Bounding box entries
_____
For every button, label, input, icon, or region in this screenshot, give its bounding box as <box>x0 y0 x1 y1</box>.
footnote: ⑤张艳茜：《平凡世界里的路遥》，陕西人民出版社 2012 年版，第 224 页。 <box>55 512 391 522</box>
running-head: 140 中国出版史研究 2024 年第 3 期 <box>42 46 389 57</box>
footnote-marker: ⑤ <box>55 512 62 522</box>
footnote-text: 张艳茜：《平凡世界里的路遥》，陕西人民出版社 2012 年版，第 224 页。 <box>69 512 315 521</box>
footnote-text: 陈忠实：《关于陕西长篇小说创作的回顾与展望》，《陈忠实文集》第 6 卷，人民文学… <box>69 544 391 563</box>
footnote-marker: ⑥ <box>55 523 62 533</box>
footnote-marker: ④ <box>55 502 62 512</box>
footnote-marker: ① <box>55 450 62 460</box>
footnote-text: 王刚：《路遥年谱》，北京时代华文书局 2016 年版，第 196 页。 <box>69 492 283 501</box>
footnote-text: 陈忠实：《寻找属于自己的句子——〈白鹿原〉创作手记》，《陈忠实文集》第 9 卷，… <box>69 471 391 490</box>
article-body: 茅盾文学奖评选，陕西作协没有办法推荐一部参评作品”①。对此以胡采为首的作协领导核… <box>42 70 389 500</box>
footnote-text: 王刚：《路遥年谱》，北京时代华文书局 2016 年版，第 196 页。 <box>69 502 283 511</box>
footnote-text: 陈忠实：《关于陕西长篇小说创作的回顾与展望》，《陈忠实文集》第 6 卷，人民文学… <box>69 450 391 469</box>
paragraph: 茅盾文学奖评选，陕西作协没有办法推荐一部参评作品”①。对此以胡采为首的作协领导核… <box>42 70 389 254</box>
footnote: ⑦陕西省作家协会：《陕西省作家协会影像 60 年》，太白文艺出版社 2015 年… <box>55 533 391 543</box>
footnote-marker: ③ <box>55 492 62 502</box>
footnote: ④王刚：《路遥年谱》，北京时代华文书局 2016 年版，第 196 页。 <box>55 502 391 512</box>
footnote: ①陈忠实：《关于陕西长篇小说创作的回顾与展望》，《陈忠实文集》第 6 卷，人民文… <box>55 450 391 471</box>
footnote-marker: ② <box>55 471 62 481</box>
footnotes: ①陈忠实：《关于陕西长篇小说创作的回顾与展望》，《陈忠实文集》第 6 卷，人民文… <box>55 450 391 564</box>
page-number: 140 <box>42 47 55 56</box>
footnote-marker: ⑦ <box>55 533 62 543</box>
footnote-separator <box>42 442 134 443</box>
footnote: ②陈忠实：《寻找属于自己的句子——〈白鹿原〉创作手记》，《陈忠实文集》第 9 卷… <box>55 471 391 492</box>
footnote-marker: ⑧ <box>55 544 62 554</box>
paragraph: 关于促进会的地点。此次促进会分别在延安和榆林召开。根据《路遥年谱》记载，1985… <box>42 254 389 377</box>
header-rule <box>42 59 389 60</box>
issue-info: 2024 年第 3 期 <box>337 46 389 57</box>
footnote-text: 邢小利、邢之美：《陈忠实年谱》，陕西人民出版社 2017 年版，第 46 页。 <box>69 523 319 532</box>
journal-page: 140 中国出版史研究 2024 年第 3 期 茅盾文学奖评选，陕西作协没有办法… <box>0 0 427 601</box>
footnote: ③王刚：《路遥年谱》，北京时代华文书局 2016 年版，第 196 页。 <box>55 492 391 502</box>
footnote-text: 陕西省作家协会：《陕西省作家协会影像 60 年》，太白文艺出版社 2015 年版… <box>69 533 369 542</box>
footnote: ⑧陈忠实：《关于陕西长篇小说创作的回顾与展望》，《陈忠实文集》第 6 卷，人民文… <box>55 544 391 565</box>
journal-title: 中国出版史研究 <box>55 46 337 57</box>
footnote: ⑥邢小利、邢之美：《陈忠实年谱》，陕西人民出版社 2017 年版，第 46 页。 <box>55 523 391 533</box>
_____
** Objective **
Identify each line in the bounding box entries above that contains the string "page", matching case exactly, and copy those lines in full.

** The completed task **
page-number: 140 <box>42 47 55 56</box>
journal-page: 140 中国出版史研究 2024 年第 3 期 茅盾文学奖评选，陕西作协没有办法… <box>0 0 427 601</box>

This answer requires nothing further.